▶ _What this task involves_
Starting from the line containing "What does this", write out every remaining line exactly, the last one included.

═══ Records for processing ═══

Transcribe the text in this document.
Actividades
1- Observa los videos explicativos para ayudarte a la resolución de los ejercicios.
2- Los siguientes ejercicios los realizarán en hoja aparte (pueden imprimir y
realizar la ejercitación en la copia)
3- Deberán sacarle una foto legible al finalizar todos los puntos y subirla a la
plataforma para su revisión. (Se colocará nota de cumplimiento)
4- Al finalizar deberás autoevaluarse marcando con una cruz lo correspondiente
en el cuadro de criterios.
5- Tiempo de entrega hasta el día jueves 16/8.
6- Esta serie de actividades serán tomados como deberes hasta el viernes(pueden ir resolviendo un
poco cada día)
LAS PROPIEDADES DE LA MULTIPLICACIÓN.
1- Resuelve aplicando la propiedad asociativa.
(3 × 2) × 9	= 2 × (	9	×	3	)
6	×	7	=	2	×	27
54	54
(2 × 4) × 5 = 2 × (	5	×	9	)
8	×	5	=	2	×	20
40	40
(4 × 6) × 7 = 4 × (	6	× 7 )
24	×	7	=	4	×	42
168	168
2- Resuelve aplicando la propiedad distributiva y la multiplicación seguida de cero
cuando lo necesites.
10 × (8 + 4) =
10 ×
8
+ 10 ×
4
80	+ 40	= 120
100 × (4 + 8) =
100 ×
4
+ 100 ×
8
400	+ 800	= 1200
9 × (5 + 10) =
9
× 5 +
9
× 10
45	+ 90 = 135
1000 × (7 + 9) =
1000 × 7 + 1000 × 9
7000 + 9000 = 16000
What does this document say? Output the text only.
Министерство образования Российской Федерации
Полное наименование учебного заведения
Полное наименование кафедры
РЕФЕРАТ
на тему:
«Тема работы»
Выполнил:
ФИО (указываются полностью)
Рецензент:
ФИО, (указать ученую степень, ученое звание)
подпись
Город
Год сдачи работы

═══

▶ _Result of the exercise_
What does this document say? Output the text only.
Министерство образования Российской Федерации
Полное наименование учебного заведения
Полное наименование кафедры
РЕФЕРАТ
на тему:
«Тема работы»
Выполнил:
ФИО (указываются полностью)
Рецензент:
ФИО, (указать ученую степень, ученое звание)
подпись
Город
Год сдачи работы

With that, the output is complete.